* start *
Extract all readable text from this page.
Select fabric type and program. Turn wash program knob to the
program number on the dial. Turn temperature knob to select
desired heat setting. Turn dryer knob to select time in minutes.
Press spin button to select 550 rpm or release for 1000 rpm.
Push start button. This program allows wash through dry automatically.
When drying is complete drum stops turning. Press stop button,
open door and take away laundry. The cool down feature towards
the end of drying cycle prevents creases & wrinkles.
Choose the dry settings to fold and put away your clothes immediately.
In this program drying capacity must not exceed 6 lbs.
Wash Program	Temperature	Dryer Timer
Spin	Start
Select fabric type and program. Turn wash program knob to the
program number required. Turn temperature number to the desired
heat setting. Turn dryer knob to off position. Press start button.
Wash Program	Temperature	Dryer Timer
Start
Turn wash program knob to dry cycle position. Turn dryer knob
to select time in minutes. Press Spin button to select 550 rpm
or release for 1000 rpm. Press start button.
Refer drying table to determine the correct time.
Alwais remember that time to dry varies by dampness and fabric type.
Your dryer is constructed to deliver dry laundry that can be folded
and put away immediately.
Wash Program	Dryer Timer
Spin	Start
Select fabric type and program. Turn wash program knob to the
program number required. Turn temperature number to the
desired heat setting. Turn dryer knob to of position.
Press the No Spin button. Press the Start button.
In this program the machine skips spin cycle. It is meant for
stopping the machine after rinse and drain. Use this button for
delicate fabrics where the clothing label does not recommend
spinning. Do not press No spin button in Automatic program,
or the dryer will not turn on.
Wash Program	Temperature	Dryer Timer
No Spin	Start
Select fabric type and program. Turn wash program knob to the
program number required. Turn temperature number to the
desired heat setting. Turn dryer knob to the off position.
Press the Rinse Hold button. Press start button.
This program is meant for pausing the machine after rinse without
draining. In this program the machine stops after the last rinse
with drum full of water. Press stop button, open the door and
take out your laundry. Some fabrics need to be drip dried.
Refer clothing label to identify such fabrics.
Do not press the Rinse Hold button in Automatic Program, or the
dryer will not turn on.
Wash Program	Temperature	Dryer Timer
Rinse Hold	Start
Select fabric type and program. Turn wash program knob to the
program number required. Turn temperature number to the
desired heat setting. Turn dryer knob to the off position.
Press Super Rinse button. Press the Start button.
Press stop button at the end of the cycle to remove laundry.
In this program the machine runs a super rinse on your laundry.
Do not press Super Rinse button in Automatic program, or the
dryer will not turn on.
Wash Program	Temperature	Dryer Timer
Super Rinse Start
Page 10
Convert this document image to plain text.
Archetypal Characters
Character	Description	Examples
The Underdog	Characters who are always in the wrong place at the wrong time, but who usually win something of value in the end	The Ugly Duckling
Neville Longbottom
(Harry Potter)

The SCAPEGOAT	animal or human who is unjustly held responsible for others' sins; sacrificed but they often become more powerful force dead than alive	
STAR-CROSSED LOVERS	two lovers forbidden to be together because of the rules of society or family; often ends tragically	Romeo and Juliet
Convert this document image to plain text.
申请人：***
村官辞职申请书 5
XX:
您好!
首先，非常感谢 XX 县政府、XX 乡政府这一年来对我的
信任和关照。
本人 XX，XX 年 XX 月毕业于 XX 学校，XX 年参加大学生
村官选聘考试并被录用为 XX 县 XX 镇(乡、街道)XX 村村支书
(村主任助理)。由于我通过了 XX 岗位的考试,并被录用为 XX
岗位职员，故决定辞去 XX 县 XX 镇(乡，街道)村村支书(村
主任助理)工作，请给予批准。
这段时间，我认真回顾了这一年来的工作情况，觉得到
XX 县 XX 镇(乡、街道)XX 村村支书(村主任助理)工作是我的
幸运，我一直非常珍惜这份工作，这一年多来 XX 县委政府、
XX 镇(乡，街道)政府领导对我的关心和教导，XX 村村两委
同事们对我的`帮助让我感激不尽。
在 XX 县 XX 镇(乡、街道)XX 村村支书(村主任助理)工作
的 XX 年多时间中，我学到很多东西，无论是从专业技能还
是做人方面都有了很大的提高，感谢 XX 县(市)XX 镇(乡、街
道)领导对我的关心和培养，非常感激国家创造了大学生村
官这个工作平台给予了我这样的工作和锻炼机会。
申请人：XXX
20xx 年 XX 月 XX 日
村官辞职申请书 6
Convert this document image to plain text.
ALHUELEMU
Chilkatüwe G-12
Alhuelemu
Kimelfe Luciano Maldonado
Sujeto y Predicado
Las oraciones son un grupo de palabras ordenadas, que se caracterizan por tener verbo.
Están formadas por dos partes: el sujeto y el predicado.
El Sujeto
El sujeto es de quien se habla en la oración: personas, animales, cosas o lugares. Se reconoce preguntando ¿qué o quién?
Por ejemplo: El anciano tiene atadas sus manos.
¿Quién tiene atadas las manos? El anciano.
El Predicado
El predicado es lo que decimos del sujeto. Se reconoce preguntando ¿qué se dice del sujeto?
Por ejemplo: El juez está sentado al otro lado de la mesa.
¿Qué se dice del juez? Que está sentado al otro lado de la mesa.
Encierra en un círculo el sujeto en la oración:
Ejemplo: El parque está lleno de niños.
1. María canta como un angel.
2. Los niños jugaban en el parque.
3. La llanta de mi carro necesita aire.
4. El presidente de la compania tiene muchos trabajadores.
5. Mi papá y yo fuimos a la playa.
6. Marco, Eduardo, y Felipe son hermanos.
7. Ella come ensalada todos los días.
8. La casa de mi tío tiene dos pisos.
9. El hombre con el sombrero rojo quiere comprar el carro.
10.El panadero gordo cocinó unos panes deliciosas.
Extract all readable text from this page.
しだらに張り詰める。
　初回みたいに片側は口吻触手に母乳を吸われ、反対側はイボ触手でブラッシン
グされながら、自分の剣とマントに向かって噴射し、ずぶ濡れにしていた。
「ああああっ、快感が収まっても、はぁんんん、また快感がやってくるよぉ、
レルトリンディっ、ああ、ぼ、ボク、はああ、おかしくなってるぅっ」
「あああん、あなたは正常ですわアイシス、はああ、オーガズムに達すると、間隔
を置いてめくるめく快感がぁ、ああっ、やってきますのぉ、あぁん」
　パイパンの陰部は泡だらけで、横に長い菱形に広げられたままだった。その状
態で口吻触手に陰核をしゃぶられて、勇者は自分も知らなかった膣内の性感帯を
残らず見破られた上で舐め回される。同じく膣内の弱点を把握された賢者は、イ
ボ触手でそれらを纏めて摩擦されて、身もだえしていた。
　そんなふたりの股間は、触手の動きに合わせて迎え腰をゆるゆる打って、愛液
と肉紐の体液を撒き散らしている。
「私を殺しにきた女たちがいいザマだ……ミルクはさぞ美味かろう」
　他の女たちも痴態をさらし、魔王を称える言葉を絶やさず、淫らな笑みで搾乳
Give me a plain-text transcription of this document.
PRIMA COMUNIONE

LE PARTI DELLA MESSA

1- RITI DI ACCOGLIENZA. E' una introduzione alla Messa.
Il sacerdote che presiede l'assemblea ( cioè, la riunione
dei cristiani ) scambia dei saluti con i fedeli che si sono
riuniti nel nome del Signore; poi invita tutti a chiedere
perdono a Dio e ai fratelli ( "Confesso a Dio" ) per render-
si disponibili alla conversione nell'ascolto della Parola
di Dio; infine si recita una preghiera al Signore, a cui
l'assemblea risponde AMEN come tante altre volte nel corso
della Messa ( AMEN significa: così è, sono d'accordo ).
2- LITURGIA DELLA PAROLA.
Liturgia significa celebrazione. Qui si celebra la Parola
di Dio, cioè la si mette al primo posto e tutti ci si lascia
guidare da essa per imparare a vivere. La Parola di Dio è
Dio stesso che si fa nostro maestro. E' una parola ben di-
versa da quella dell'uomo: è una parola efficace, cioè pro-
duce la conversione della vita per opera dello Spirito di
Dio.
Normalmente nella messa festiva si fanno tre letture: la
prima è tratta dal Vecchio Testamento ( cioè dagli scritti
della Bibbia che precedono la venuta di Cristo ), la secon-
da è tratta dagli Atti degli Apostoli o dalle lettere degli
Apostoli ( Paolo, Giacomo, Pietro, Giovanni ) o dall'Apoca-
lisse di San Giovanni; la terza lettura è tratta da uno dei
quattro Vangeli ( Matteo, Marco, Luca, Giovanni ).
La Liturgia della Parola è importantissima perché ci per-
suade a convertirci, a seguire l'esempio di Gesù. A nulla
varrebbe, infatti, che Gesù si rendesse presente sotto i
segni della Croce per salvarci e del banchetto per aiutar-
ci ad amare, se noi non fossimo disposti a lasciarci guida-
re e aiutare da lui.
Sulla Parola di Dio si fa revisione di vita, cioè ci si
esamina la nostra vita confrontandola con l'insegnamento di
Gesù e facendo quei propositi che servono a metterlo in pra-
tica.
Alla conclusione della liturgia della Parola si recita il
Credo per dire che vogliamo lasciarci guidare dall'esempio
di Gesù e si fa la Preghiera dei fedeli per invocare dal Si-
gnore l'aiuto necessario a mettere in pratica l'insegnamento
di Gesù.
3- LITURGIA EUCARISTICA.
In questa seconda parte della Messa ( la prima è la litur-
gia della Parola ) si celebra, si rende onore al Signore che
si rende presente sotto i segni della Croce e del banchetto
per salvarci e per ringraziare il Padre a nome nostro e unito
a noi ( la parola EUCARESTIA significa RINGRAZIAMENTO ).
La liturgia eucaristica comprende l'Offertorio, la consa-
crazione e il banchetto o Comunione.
* end *
> **PROBLEM TO WORK ON**
Reproduce each line of the material containing the word "Gesù".

> **SOLUTION TO THIS EXERCISE**
suade a convertirci, a seguire l'esempio di Gesù. A nulla
varrebbe, infatti, che Gesù si rendesse presente sotto i
Gesù e facendo quei propositi che servono a metterlo in pra-
di Gesù e si fa la Preghiera dei fedeli per invocare dal Si-
di Gesù.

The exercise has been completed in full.